■ **Task data**:
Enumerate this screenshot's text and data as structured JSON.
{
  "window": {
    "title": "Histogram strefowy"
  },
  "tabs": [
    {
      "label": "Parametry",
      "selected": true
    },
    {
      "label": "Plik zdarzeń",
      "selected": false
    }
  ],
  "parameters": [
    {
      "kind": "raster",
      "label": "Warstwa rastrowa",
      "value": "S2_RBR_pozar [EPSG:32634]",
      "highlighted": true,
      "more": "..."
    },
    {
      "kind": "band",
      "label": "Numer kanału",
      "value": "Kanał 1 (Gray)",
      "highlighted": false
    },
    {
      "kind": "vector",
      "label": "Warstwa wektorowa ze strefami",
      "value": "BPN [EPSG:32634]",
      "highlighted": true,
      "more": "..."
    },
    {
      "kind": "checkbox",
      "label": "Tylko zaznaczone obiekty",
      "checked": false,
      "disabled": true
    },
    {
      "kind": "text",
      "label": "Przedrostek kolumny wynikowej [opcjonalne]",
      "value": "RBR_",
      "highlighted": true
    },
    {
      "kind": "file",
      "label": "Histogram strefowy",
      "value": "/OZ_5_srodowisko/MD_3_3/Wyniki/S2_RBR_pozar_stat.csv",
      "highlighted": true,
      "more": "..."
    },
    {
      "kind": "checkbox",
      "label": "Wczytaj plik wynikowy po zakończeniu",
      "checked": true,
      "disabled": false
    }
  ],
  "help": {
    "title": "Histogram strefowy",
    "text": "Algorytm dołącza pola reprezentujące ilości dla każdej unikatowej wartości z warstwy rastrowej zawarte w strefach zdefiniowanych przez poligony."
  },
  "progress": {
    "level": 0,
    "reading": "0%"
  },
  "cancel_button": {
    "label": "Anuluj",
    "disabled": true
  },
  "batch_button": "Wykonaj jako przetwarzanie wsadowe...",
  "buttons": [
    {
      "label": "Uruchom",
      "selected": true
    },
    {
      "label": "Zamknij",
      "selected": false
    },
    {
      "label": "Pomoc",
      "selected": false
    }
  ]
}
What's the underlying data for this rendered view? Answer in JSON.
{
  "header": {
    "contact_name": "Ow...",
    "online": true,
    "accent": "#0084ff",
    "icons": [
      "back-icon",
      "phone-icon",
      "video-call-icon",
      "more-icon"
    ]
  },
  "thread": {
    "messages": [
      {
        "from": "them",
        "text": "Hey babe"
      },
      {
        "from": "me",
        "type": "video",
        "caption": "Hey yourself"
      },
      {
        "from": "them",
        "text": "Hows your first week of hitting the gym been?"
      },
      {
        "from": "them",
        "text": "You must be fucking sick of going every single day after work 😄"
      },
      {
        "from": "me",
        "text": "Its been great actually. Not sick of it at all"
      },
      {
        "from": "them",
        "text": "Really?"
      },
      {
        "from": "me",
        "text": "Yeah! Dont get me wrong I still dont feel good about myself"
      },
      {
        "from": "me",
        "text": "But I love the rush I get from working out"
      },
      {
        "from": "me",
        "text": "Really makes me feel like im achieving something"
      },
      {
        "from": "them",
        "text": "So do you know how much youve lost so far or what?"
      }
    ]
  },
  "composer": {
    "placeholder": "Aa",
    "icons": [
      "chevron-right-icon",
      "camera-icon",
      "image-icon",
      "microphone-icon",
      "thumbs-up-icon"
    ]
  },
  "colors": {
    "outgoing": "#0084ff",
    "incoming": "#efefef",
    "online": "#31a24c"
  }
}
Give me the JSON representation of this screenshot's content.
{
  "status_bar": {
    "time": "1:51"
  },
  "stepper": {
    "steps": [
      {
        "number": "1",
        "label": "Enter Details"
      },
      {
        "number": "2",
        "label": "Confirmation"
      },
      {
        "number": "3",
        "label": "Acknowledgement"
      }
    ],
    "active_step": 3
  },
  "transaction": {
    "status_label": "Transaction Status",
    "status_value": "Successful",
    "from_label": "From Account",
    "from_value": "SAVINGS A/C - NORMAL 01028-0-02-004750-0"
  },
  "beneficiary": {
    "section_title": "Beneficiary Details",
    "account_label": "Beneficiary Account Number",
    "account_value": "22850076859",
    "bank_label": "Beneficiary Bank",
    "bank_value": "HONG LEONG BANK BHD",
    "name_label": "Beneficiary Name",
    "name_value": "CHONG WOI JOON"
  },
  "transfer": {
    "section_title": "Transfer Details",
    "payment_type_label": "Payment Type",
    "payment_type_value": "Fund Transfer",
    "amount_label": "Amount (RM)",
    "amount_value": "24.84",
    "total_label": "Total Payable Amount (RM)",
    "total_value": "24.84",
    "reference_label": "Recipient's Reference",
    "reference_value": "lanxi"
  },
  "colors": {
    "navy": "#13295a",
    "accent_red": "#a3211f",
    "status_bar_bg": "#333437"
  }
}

■ **Written request**: Go over the data above and copy every line that has the word "screenshot" in it.

■ **Written response**:
Enumerate this screenshot's text and data as structured JSON.
Give me the JSON representation of this screenshot's content.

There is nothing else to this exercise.